→ **What is expected**: Using the entries that follow, collect the lines where the word "mops" appears.
::::::::
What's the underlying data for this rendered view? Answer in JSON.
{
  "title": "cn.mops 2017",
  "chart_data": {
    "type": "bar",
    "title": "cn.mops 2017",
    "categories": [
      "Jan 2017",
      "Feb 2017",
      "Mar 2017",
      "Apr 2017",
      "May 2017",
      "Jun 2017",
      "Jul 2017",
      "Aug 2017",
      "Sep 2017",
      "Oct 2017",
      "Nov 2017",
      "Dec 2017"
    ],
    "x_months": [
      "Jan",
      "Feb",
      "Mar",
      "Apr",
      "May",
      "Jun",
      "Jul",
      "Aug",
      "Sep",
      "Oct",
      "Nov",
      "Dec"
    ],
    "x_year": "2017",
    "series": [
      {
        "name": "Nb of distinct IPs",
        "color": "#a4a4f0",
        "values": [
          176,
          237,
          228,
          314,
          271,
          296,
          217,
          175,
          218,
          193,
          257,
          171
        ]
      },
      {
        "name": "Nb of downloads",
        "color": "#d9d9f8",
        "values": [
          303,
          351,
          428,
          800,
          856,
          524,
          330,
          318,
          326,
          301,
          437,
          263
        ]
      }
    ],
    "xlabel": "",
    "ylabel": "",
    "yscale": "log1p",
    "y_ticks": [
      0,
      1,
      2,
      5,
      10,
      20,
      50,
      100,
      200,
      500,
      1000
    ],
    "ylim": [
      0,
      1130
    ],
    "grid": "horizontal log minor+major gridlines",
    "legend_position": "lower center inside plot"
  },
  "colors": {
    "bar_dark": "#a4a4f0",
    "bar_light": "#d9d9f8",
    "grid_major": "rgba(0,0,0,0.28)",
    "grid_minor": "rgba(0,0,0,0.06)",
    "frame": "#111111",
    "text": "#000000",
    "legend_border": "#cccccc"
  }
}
::::::::
→ **Exercise output**:
  "title": "cn.mops 2017",
    "title": "cn.mops 2017",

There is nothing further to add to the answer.